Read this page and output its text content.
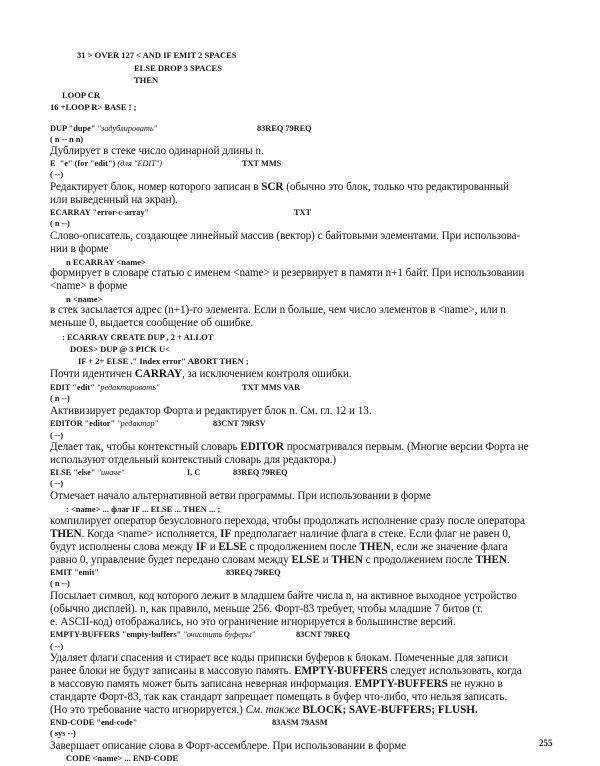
31 > OVER 127 < AND IF EMIT 2 SPACES
ELSE DROP 3 SPACES
THEN
LOOP CR
16 +LOOP R> BASE ! ;
DUP "dupe" "задублировать"	83REQ 79REQ
( n -- n n)
Дублирует в стеке число одинарной длины n.
E "e" (for "edit") (для "EDIT")	TXT MMS
( --)
Редактирует блок, номер которого записан в SCR (обычно это блок, только что редактированный
или выведенный на экран).
ECARRAY "error-c-array"	TXT
( n --)
Слово-описатель, создающее линейный массив (вектор) с байтовыми элементами. При использова-
нии в форме
n ECARRAY <name>
формирует в словаре статью с именем <name> и резервирует в памяти n+1 байт. При использовании
<name> в форме
n <name>
в стек засылается адрес (n+1)-го элемента. Если n больше, чем число элементов в <name>, или n
меньше 0, выдается сообщение об ошибке.
: ECARRAY CREATE DUP , 2 + ALLOT
DOES> DUP @ 3 PICK U<
IF + 2+ ELSE ." Index error" ABORT THEN ;
Почти идентичен CARRAY, за исключением контроля ошибки.
EDIT "edit" "редактировать"	TXT MMS VAR
( n --)
Активизирует редактор Форта и редактирует блок n. См. гл. 12 и 13.
EDITOR "editor" "редактор"	83CNT 79RSV
( --)
Делает так, чтобы контекстный словарь EDITOR просматривался первым. (Многие версии Форта не
используют отдельный контекстный словарь для редактора.)
ELSE "else" "иначе"	I, C	83REQ 79REQ
( --)
Отмечает начало альтернативной ветви программы. При использовании в форме
: <name> ... флаг IF ... ELSE ... THEN ... ;
компилирует оператор безусловного перехода, чтобы продолжать исполнение сразу после оператора
THEN. Когда <name> исполняется, IF предполагает наличие флага в стеке. Если флаг не равен 0,
будут исполнены слова между IF и ELSE с продолжением после THEN, если же значение флага
равно 0, управление будет передано словам между ELSE и THEN с продолжением после THEN.
EMIT "emit"	83REQ 79REQ
( n --)
Посылает символ, код которого лежит в младшем байте числа n, на активное выходное устройство
(обычно дисплей). n, как правило, меньше 256. Форт-83 требует, чтобы младшие 7 битов (т.
е. ASCII-код) отображались, но это ограничение игнорируется в большинстве версий.
EMPTY-BUFFERS "empty-buffers" "очистить буферы"	83CNT 79REQ
( --)
Удаляет флаги спасения и стирает все коды приписки буферов к блокам. Помеченные для записи
ранее блоки не будут записаны в массовую память. EMPTY-BUFFERS следует использовать, когда
в массовую память может быть записана неверная информация. EMPTY-BUFFERS не нужно в
стандарте Форт-83, так как стандарт запрещает помещать в буфер что-либо, что нельзя записать.
(Но это требование часто игнорируется.) См. также BLOCK; SAVE-BUFFERS; FLUSH.
END-CODE "end-code"	83ASM 79ASM
( sys --)
Завершает описание слова в Форт-ассемблере. При использовании в форме
CODE <name> ... END-CODE
255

* EXERCISE:
Every line of the material is to be quoted exactly, with no pictures carried over.

* EXERCISE ANSWER:
Read this page and output its text content.
31 > OVER 127 < AND IF EMIT 2 SPACES
ELSE DROP 3 SPACES
THEN
LOOP CR
16 +LOOP R> BASE ! ;
DUP "dupe" "задублировать"	83REQ 79REQ
( n -- n n)
Дублирует в стеке число одинарной длины n.
E "e" (for "edit") (для "EDIT")	TXT MMS
( --)
Редактирует блок, номер которого записан в SCR (обычно это блок, только что редактированный
или выведенный на экран).
ECARRAY "error-c-array"	TXT
( n --)
Слово-описатель, создающее линейный массив (вектор) с байтовыми элементами. При использова-
нии в форме
n ECARRAY <name>
формирует в словаре статью с именем <name> и резервирует в памяти n+1 байт. При использовании
<name> в форме
n <name>
в стек засылается адрес (n+1)-го элемента. Если n больше, чем число элементов в <name>, или n
меньше 0, выдается сообщение об ошибке.
: ECARRAY CREATE DUP , 2 + ALLOT
DOES> DUP @ 3 PICK U<
IF + 2+ ELSE ." Index error" ABORT THEN ;
Почти идентичен CARRAY, за исключением контроля ошибки.
EDIT "edit" "редактировать"	TXT MMS VAR
( n --)
Активизирует редактор Форта и редактирует блок n. См. гл. 12 и 13.
EDITOR "editor" "редактор"	83CNT 79RSV
( --)
Делает так, чтобы контекстный словарь EDITOR просматривался первым. (Многие версии Форта не
используют отдельный контекстный словарь для редактора.)
ELSE "else" "иначе"	I, C	83REQ 79REQ
( --)
Отмечает начало альтернативной ветви программы. При использовании в форме
: <name> ... флаг IF ... ELSE ... THEN ... ;
компилирует оператор безусловного перехода, чтобы продолжать исполнение сразу после оператора
THEN. Когда <name> исполняется, IF предполагает наличие флага в стеке. Если флаг не равен 0,
будут исполнены слова между IF и ELSE с продолжением после THEN, если же значение флага
равно 0, управление будет передано словам между ELSE и THEN с продолжением после THEN.
EMIT "emit"	83REQ 79REQ
( n --)
Посылает символ, код которого лежит в младшем байте числа n, на активное выходное устройство
(обычно дисплей). n, как правило, меньше 256. Форт-83 требует, чтобы младшие 7 битов (т.
е. ASCII-код) отображались, но это ограничение игнорируется в большинстве версий.
EMPTY-BUFFERS "empty-buffers" "очистить буферы"	83CNT 79REQ
( --)
Удаляет флаги спасения и стирает все коды приписки буферов к блокам. Помеченные для записи
ранее блоки не будут записаны в массовую память. EMPTY-BUFFERS следует использовать, когда
в массовую память может быть записана неверная информация. EMPTY-BUFFERS не нужно в
стандарте Форт-83, так как стандарт запрещает помещать в буфер что-либо, что нельзя записать.
(Но это требование часто игнорируется.) См. также BLOCK; SAVE-BUFFERS; FLUSH.
END-CODE "end-code"	83ASM 79ASM
( sys --)
Завершает описание слова в Форт-ассемблере. При использовании в форме
CODE <name> ... END-CODE
255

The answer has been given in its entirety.